◆ Task instructions:
Report how many lines of the listing below include the word "Pächter". Give nothing but the number.

··········

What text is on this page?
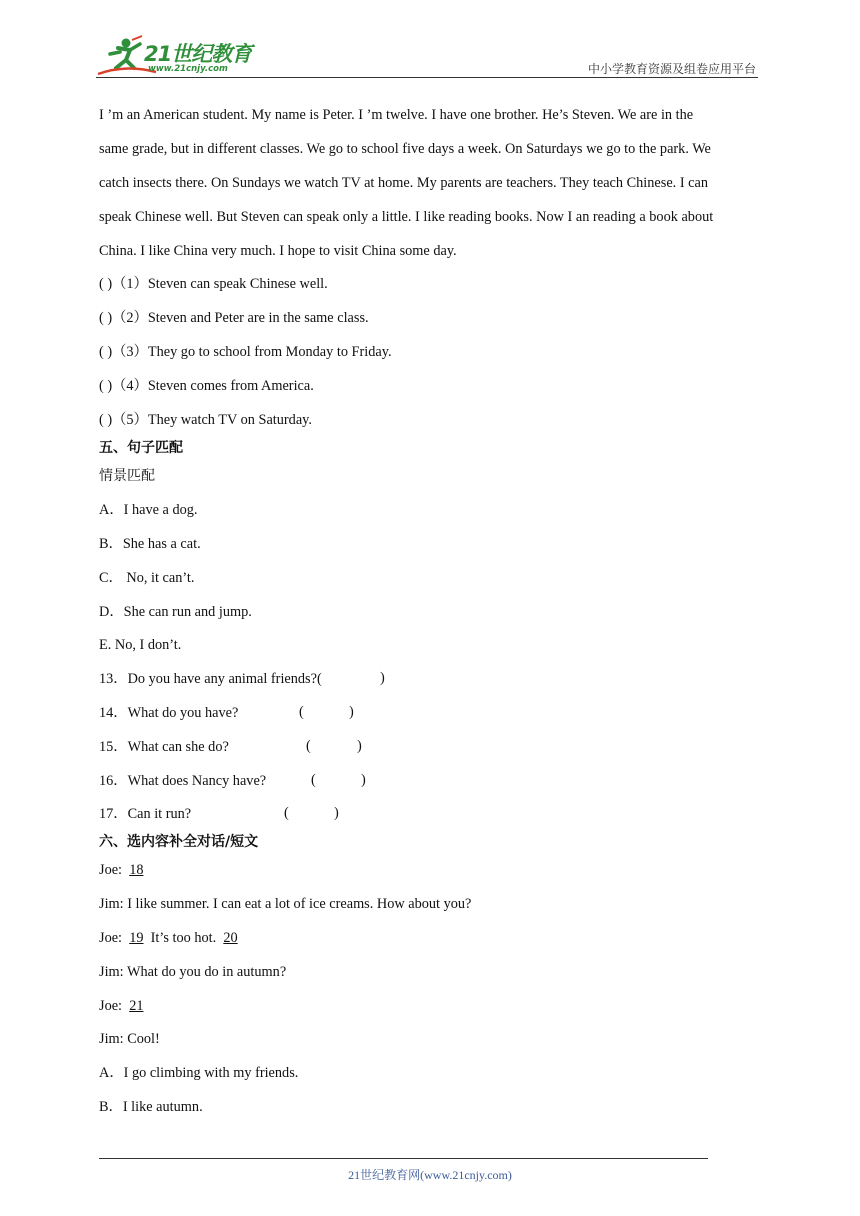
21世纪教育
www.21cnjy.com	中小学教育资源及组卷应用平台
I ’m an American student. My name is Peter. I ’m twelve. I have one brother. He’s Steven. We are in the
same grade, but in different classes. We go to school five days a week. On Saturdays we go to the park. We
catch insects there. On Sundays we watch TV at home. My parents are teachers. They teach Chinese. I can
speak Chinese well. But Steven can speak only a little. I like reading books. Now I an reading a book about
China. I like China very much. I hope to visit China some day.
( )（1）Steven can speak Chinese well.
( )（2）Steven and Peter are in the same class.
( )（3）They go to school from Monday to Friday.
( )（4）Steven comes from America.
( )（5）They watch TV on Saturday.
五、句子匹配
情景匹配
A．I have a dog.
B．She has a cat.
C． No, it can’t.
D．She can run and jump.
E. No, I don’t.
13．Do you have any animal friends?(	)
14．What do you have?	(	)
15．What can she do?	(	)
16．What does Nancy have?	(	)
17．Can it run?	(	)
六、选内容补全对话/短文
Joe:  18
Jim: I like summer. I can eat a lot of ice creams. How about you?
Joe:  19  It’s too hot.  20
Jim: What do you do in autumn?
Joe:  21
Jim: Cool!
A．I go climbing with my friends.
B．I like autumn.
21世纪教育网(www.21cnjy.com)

··········

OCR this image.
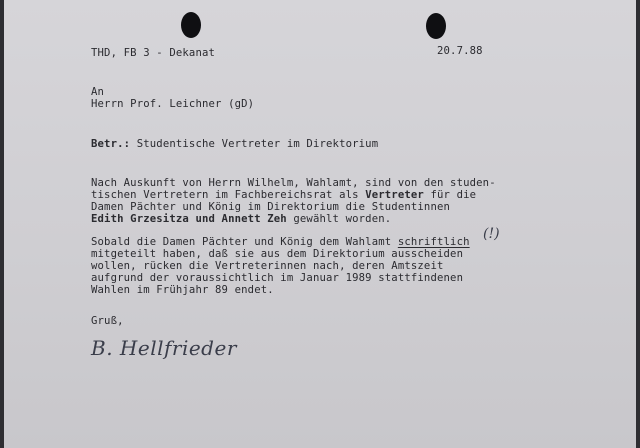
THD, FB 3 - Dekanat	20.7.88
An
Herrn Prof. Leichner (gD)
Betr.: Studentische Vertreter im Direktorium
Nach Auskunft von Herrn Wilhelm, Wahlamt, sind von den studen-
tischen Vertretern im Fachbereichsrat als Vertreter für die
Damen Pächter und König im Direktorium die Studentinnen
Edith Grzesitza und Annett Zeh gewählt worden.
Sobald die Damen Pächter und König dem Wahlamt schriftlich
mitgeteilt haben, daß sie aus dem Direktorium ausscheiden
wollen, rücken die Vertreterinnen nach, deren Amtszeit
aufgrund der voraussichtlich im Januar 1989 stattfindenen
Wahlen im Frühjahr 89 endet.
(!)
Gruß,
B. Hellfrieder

··········

◆ Response for this exercise:
2